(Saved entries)
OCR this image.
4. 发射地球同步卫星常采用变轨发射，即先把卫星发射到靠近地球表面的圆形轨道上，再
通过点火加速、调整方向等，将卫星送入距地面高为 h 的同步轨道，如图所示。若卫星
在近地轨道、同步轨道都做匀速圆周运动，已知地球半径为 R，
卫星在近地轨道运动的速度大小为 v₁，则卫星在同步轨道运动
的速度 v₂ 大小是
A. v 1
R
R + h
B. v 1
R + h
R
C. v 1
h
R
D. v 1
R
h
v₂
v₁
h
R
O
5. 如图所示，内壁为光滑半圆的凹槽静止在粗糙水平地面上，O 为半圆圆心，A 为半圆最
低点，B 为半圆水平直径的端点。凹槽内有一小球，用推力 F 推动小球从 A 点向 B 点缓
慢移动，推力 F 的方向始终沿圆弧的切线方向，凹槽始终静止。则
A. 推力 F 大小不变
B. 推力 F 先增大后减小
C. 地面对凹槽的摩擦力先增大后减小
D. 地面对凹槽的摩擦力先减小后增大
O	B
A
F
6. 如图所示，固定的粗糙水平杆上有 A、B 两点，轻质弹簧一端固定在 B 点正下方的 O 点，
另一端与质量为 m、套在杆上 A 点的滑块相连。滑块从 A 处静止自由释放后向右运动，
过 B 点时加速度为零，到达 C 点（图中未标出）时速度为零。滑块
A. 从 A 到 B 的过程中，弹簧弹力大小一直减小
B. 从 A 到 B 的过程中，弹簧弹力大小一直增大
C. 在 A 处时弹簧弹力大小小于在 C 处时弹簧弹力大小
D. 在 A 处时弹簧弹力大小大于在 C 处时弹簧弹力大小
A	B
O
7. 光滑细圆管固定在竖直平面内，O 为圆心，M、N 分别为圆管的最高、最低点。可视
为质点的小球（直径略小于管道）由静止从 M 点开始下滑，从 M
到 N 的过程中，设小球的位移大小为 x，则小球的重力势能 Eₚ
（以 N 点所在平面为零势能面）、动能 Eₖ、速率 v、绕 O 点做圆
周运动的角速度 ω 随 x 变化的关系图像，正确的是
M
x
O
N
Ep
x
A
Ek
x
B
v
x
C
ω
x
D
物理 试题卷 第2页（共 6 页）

• _Task_
Every record above needs to be repeated word for word.

• _Completed exercise_
OCR this image.
4. 发射地球同步卫星常采用变轨发射，即先把卫星发射到靠近地球表面的圆形轨道上，再
通过点火加速、调整方向等，将卫星送入距地面高为 h 的同步轨道，如图所示。若卫星
在近地轨道、同步轨道都做匀速圆周运动，已知地球半径为 R，
卫星在近地轨道运动的速度大小为 v₁，则卫星在同步轨道运动
的速度 v₂ 大小是
A. v 1
R
R + h
B. v 1
R + h
R
C. v 1
h
R
D. v 1
R
h
v₂
v₁
h
R
O
5. 如图所示，内壁为光滑半圆的凹槽静止在粗糙水平地面上，O 为半圆圆心，A 为半圆最
低点，B 为半圆水平直径的端点。凹槽内有一小球，用推力 F 推动小球从 A 点向 B 点缓
慢移动，推力 F 的方向始终沿圆弧的切线方向，凹槽始终静止。则
A. 推力 F 大小不变
B. 推力 F 先增大后减小
C. 地面对凹槽的摩擦力先增大后减小
D. 地面对凹槽的摩擦力先减小后增大
O	B
A
F
6. 如图所示，固定的粗糙水平杆上有 A、B 两点，轻质弹簧一端固定在 B 点正下方的 O 点，
另一端与质量为 m、套在杆上 A 点的滑块相连。滑块从 A 处静止自由释放后向右运动，
过 B 点时加速度为零，到达 C 点（图中未标出）时速度为零。滑块
A. 从 A 到 B 的过程中，弹簧弹力大小一直减小
B. 从 A 到 B 的过程中，弹簧弹力大小一直增大
C. 在 A 处时弹簧弹力大小小于在 C 处时弹簧弹力大小
D. 在 A 处时弹簧弹力大小大于在 C 处时弹簧弹力大小
A	B
O
7. 光滑细圆管固定在竖直平面内，O 为圆心，M、N 分别为圆管的最高、最低点。可视
为质点的小球（直径略小于管道）由静止从 M 点开始下滑，从 M
到 N 的过程中，设小球的位移大小为 x，则小球的重力势能 Eₚ
（以 N 点所在平面为零势能面）、动能 Eₖ、速率 v、绕 O 点做圆
周运动的角速度 ω 随 x 变化的关系图像，正确的是
M
x
O
N
Ep
x
A
Ek
x
B
v
x
C
ω
x
D
物理 试题卷 第2页（共 6 页）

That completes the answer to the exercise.